* [AIM]
Word for word, transcribe every line from the one holding "OCR this image." through the end of the records, but not the pictures.

* [DATA SECTION]
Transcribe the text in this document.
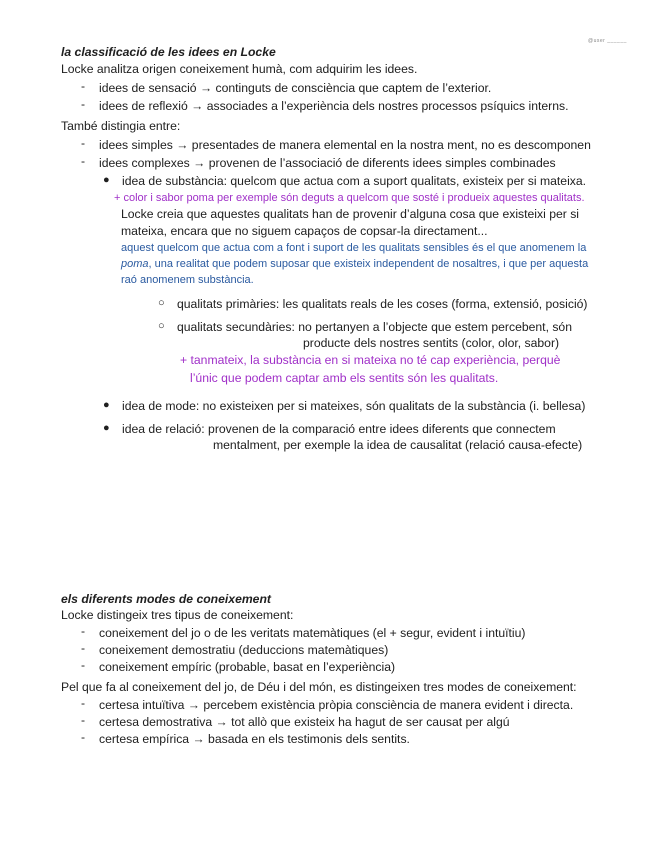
@user ______
la classificació de les idees en Locke
Locke analitza origen coneixement humà, com adquirim les idees.
- idees de sensació → continguts de consciència que captem de l’exterior.
- idees de reflexió → associades a l’experiència dels nostres processos psíquics interns.
També distingia entre:
- idees simples → presentades de manera elemental en la nostra ment, no es descomponen
- idees complexes → provenen de l’associació de diferents idees simples combinades
● idea de substància: quelcom que actua com a suport qualitats, existeix per si mateixa.
+ color i sabor poma per exemple són deguts a quelcom que sosté i produeix aquestes qualitats.
Locke creia que aquestes qualitats han de provenir d’alguna cosa que existeixi per si
mateixa, encara que no siguem capaços de copsar-la directament...
aquest quelcom que actua com a font i suport de les qualitats sensibles és el que anomenem la
poma, una realitat que podem suposar que existeix independent de nosaltres, i que per aquesta
raó anomenem substància.
○ qualitats primàries: les qualitats reals de les coses (forma, extensió, posició)
○ qualitats secundàries: no pertanyen a l’objecte que estem percebent, són
producte dels nostres sentits (color, olor, sabor)
+ tanmateix, la substància en si mateixa no té cap experiència, perquè
l’únic que podem captar amb els sentits són les qualitats.
● idea de mode: no existeixen per si mateixes, són qualitats de la substància (i. bellesa)
● idea de relació: provenen de la comparació entre idees diferents que connectem
mentalment, per exemple la idea de causalitat (relació causa-efecte)
els diferents modes de coneixement
Locke distingeix tres tipus de coneixement:
- coneixement del jo o de les veritats matemàtiques (el + segur, evident i intuïtiu)
- coneixement demostratiu (deduccions matemàtiques)
- coneixement empíric (probable, basat en l’experiència)
Pel que fa al coneixement del jo, de Déu i del món, es distingeixen tres modes de coneixement:
- certesa intuïtiva → percebem existència pròpia consciència de manera evident i directa.
- certesa demostrativa → tot allò que existeix ha hagut de ser causat per algú
- certesa empírica → basada en els testimonis dels sentits.
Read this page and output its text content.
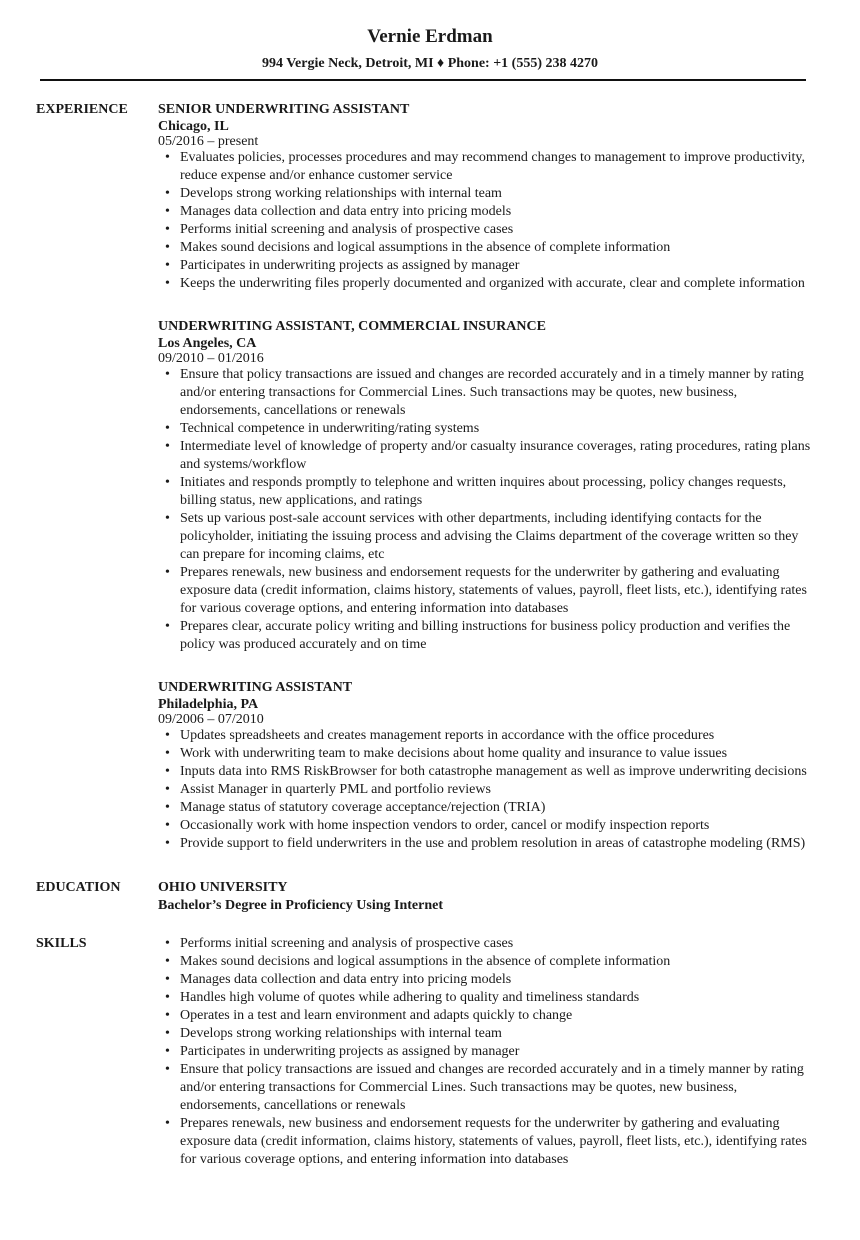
Vernie Erdman
994 Vergie Neck, Detroit, MI ♦ Phone: +1 (555) 238 4270
EXPERIENCE SENIOR UNDERWRITING ASSISTANT
Chicago, IL
05/2016 – present
• Evaluates policies, processes procedures and may recommend changes to management to improve productivity, reduce expense and/or enhance customer service
• Develops strong working relationships with internal team
• Manages data collection and data entry into pricing models
• Performs initial screening and analysis of prospective cases
• Makes sound decisions and logical assumptions in the absence of complete information
• Participates in underwriting projects as assigned by manager
• Keeps the underwriting files properly documented and organized with accurate, clear and complete information
UNDERWRITING ASSISTANT, COMMERCIAL INSURANCE
Los Angeles, CA
09/2010 – 01/2016
• Ensure that policy transactions are issued and changes are recorded accurately and in a timely manner by rating and/or entering transactions for Commercial Lines. Such transactions may be quotes, new business, endorsements, cancellations or renewals
• Technical competence in underwriting/rating systems
• Intermediate level of knowledge of property and/or casualty insurance coverages, rating procedures, rating plans and systems/workflow
• Initiates and responds promptly to telephone and written inquires about processing, policy changes requests, billing status, new applications, and ratings
• Sets up various post-sale account services with other departments, including identifying contacts for the policyholder, initiating the issuing process and advising the Claims department of the coverage written so they can prepare for incoming claims, etc
• Prepares renewals, new business and endorsement requests for the underwriter by gathering and evaluating exposure data (credit information, claims history, statements of values, payroll, fleet lists, etc.), identifying rates for various coverage options, and entering information into databases
• Prepares clear, accurate policy writing and billing instructions for business policy production and verifies the policy was produced accurately and on time
UNDERWRITING ASSISTANT
Philadelphia, PA
09/2006 – 07/2010
• Updates spreadsheets and creates management reports in accordance with the office procedures
• Work with underwriting team to make decisions about home quality and insurance to value issues
• Inputs data into RMS RiskBrowser for both catastrophe management as well as improve underwriting decisions
• Assist Manager in quarterly PML and portfolio reviews
• Manage status of statutory coverage acceptance/rejection (TRIA)
• Occasionally work with home inspection vendors to order, cancel or modify inspection reports
• Provide support to field underwriters in the use and problem resolution in areas of catastrophe modeling (RMS)
EDUCATION	OHIO UNIVERSITY
Bachelor’s Degree in Proficiency Using Internet
SKILLS
•	Performs initial screening and analysis of prospective cases
• Makes sound decisions and logical assumptions in the absence of complete information
• Manages data collection and data entry into pricing models
• Handles high volume of quotes while adhering to quality and timeliness standards
• Operates in a test and learn environment and adapts quickly to change
• Develops strong working relationships with internal team
• Participates in underwriting projects as assigned by manager
• Ensure that policy transactions are issued and changes are recorded accurately and in a timely manner by rating and/or entering transactions for Commercial Lines. Such transactions may be quotes, new business, endorsements, cancellations or renewals
• Prepares renewals, new business and endorsement requests for the underwriter by gathering and evaluating exposure data (credit information, claims history, statements of values, payroll, fleet lists, etc.), identifying rates for various coverage options, and entering information into databases
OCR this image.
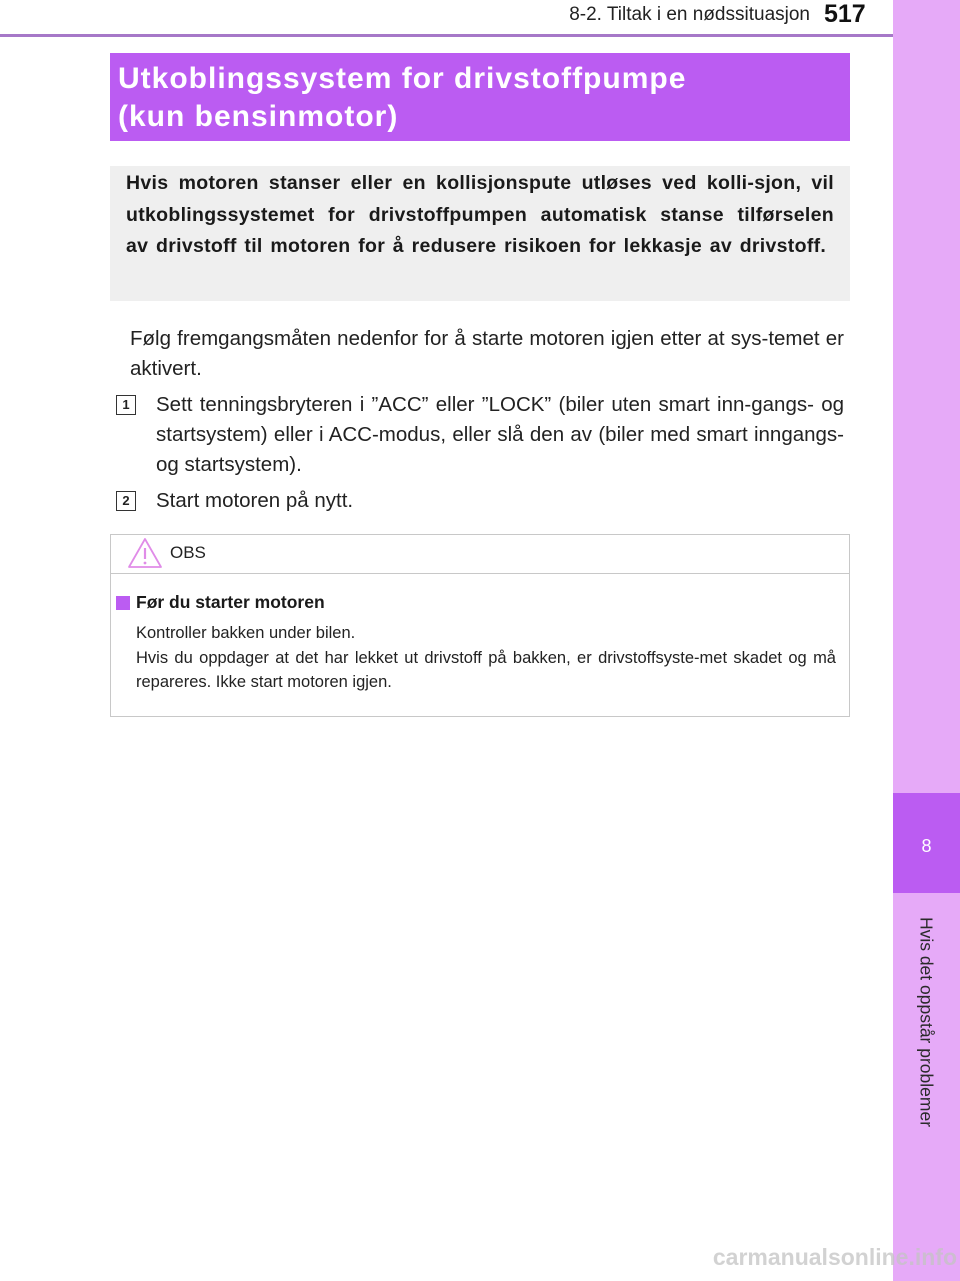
8-2. Tiltak i en nødssituasjon 517
8
Hvis det oppstår problemer
Utkoblingssystem for drivstoffpumpe
(kun bensinmotor)
Hvis motoren stanser eller en kollisjonspute utløses ved kolli-sjon, vil utkoblingssystemet for drivstoffpumpen automatisk stanse tilførselen av drivstoff til motoren for å redusere risikoen for lekkasje av drivstoff.
Følg fremgangsmåten nedenfor for å starte motoren igjen etter at sys-temet er aktivert.
1	Sett tenningsbryteren i ”ACC” eller ”LOCK” (biler uten smart inn-gangs- og startsystem) eller i ACC-modus, eller slå den av (biler med smart inngangs- og startsystem).
2	Start motoren på nytt.
OBS
Før du starter motoren

Kontroller bakken under bilen.

Hvis du oppdager at det har lekket ut drivstoff på bakken, er drivstoffsyste-met skadet og må repareres. Ikke start motoren igjen.

carmanualsonline.info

* [CORRECT ANSWER]
OCR this image.
8-2. Tiltak i en nødssituasjon 517
8
Hvis det oppstår problemer
Utkoblingssystem for drivstoffpumpe
(kun bensinmotor)
Hvis motoren stanser eller en kollisjonspute utløses ved kolli-sjon, vil utkoblingssystemet for drivstoffpumpen automatisk stanse tilførselen av drivstoff til motoren for å redusere risikoen for lekkasje av drivstoff.
Følg fremgangsmåten nedenfor for å starte motoren igjen etter at sys-temet er aktivert.
1	Sett tenningsbryteren i ”ACC” eller ”LOCK” (biler uten smart inn-gangs- og startsystem) eller i ACC-modus, eller slå den av (biler med smart inngangs- og startsystem).
2	Start motoren på nytt.
OBS
Før du starter motoren

Kontroller bakken under bilen.

Hvis du oppdager at det har lekket ut drivstoff på bakken, er drivstoffsyste-met skadet og må repareres. Ikke start motoren igjen.

carmanualsonline.info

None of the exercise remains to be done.